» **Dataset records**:
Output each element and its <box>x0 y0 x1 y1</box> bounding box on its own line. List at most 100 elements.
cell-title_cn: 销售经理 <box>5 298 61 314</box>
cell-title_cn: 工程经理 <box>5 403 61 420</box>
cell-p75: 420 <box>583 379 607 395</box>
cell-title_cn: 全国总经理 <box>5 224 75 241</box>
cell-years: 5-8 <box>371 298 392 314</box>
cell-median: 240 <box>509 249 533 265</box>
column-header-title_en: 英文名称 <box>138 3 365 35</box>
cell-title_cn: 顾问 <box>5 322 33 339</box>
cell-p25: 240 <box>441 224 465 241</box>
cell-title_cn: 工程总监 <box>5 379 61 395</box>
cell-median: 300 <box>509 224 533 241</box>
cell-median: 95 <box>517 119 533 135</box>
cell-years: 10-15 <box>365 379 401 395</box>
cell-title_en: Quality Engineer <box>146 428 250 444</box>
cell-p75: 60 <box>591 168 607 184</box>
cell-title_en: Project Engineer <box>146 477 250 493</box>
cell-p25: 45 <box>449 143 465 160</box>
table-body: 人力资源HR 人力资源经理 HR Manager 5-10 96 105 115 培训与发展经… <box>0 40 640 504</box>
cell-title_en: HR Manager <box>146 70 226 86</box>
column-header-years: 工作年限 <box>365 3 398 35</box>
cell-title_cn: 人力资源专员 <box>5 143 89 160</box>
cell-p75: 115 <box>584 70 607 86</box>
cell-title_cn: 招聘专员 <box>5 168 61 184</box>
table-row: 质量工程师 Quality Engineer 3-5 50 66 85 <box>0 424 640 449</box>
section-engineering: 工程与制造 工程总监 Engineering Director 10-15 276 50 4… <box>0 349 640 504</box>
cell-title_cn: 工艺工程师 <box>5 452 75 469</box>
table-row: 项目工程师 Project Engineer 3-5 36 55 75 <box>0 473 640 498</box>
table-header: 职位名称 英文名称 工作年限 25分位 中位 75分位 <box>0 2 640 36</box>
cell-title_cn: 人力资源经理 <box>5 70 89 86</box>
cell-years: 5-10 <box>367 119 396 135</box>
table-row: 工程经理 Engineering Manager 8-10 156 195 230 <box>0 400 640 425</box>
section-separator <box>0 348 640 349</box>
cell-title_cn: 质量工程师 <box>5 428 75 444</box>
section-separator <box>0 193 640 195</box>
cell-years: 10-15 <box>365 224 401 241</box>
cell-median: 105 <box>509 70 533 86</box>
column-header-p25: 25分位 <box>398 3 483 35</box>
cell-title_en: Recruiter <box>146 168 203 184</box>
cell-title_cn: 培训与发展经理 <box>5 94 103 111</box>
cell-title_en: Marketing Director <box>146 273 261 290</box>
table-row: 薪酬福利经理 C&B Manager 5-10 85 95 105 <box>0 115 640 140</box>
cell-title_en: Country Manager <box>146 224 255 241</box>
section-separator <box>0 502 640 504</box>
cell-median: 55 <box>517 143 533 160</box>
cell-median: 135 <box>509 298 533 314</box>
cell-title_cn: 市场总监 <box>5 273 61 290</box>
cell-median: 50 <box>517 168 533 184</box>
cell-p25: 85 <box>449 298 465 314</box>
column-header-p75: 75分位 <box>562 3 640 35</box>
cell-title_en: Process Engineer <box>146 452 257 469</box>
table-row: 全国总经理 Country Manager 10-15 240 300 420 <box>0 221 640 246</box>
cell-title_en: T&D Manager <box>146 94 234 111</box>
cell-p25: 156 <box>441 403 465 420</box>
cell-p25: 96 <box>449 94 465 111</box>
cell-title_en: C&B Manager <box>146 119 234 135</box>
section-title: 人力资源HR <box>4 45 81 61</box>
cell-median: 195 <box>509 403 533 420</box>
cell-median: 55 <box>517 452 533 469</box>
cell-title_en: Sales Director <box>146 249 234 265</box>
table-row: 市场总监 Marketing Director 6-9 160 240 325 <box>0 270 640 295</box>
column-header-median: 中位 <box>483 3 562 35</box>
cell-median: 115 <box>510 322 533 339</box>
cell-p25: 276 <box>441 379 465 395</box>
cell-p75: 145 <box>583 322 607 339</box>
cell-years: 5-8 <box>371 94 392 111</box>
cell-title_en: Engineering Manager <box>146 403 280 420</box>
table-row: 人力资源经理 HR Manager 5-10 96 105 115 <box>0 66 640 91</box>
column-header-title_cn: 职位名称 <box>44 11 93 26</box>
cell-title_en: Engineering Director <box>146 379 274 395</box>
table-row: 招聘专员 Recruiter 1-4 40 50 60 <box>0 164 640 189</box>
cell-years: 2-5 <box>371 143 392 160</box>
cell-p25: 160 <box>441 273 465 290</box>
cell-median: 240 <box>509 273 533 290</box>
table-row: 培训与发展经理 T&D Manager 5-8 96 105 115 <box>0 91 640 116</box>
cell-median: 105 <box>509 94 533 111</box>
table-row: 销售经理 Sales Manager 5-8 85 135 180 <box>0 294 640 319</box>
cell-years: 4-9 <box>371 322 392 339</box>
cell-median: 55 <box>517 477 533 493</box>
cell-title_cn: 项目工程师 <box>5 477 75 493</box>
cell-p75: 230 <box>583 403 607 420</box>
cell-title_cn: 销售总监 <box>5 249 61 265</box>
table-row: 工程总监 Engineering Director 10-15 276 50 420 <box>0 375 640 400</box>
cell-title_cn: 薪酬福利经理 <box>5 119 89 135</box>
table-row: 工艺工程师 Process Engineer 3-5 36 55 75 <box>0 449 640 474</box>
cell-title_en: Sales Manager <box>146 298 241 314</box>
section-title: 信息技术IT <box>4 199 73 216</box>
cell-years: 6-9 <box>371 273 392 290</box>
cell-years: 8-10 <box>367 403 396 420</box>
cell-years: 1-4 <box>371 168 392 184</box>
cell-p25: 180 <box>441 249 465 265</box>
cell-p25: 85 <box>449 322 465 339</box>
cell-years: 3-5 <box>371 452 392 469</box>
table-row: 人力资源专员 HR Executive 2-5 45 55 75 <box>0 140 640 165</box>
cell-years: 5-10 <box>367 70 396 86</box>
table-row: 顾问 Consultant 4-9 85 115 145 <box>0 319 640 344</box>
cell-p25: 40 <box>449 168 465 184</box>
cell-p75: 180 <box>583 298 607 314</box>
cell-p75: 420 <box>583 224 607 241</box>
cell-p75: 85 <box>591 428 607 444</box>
* * *
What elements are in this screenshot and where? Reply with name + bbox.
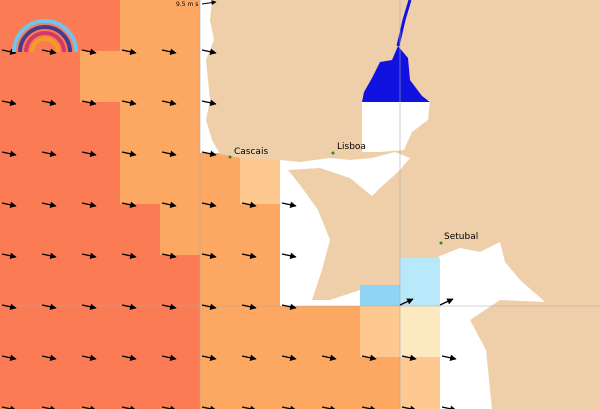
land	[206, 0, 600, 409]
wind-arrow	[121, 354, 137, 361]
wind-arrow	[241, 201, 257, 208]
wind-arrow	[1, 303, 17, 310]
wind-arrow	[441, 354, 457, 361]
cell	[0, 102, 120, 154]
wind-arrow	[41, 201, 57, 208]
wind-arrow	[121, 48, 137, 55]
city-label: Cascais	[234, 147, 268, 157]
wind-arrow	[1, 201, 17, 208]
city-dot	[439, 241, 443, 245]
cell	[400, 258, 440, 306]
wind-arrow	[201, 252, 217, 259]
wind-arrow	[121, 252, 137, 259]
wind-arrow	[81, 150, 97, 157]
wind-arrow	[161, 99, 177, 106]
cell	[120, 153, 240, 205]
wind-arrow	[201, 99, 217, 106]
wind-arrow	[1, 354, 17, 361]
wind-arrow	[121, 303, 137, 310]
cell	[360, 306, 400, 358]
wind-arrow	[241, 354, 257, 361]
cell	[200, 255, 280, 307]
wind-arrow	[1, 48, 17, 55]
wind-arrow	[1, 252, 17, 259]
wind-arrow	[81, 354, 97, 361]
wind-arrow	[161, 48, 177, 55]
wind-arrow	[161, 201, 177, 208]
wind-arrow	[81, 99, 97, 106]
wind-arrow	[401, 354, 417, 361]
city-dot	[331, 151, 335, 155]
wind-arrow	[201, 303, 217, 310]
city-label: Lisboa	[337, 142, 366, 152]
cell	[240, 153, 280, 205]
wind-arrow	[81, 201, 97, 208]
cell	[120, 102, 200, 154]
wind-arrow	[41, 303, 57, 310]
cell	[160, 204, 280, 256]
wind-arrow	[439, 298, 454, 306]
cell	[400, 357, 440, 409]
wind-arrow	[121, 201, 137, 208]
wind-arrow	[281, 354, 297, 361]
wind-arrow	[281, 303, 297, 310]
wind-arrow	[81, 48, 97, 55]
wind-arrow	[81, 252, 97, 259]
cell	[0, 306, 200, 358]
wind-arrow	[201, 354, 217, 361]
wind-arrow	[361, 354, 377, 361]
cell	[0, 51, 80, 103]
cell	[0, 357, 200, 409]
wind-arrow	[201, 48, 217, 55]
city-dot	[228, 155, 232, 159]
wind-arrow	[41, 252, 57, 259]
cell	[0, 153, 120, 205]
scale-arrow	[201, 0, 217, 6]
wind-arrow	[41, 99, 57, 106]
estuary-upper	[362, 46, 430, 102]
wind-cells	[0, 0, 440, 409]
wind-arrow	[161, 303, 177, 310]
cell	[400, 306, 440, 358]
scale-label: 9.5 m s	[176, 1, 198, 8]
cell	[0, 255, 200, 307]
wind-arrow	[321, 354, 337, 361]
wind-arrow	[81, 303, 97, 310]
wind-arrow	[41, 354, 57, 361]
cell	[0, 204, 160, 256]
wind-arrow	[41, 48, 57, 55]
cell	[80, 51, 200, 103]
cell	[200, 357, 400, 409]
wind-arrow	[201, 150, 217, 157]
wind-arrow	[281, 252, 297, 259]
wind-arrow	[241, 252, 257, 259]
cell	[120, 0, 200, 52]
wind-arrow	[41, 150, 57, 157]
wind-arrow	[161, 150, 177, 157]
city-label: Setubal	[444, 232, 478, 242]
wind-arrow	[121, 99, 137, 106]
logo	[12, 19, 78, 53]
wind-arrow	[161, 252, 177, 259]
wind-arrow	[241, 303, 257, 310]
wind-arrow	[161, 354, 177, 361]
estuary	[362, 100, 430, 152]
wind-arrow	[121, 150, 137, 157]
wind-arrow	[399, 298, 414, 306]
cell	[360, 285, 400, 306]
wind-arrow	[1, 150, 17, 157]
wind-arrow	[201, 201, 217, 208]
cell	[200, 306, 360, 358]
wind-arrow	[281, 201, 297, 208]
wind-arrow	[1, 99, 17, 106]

» **Your objective**: Turn the part of the entries that opens with the line containing "Output each element" and closes with the line containing "section-separator <box>0 348 640 349</box>" into a Markdown table with the columns Row and Line. Number each row and leave out any blank lines.

» **Task result**:
| Row | Line |
|---|---|
| 1 | Output each element and its <box>x0 y0 x1 y1</box> bounding box on its own line. List at most 100 elements. |
| 2 | cell-title_cn: 销售经理 <box>5 298 61 314</box> |
| 3 | cell-title_cn: 工程经理 <box>5 403 61 420</box> |
| 4 | cell-p75: 420 <box>583 379 607 395</box> |
| 5 | cell-title_cn: 全国总经理 <box>5 224 75 241</box> |
| 6 | cell-years: 5-8 <box>371 298 392 314</box> |
| 7 | cell-median: 240 <box>509 249 533 265</box> |
| 8 | column-header-title_en: 英文名称 <box>138 3 365 35</box> |
| 9 | cell-title_cn: 顾问 <box>5 322 33 339</box> |
| 10 | cell-p25: 240 <box>441 224 465 241</box> |
| 11 | cell-title_cn: 工程总监 <box>5 379 61 395</box> |
| 12 | cell-median: 300 <box>509 224 533 241</box> |
| 13 | cell-median: 95 <box>517 119 533 135</box> |
| 14 | cell-years: 10-15 <box>365 379 401 395</box> |
| 15 | cell-title_en: Quality Engineer <box>146 428 250 444</box> |
| 16 | cell-p75: 60 <box>591 168 607 184</box> |
| 17 | cell-title_en: Project Engineer <box>146 477 250 493</box> |
| 18 | cell-p25: 45 <box>449 143 465 160</box> |
| 19 | table-body: 人力资源HR 人力资源经理 HR Manager 5-10 96 105 115 培训与发展经… <box>0 40 640 504</box> |
| 20 | cell-title_en: HR Manager <box>146 70 226 86</box> |
| 21 | column-header-years: 工作年限 <box>365 3 398 35</box> |
| 22 | cell-title_cn: 人力资源专员 <box>5 143 89 160</box> |
| 23 | cell-p75: 115 <box>584 70 607 86</box> |
| 24 | cell-title_cn: 招聘专员 <box>5 168 61 184</box> |
| 25 | table-row: 质量工程师 Quality Engineer 3-5 50 66 85 <box>0 424 640 449</box> |
| 26 | section-engineering: 工程与制造 工程总监 Engineering Director 10-15 276 50 4… <box>0 349 640 504</box> |
| 27 | cell-title_cn: 工艺工程师 <box>5 452 75 469</box> |
| 28 | table-row: 项目工程师 Project Engineer 3-5 36 55 75 <box>0 473 640 498</box> |
| 29 | table-header: 职位名称 英文名称 工作年限 25分位 中位 75分位 <box>0 2 640 36</box> |
| 30 | cell-title_cn: 人力资源经理 <box>5 70 89 86</box> |
| 31 | cell-years: 5-10 <box>367 119 396 135</box> |
| 32 | table-row: 工程经理 Engineering Manager 8-10 156 195 230 <box>0 400 640 425</box> |
| 33 | section-separator <box>0 348 640 349</box> |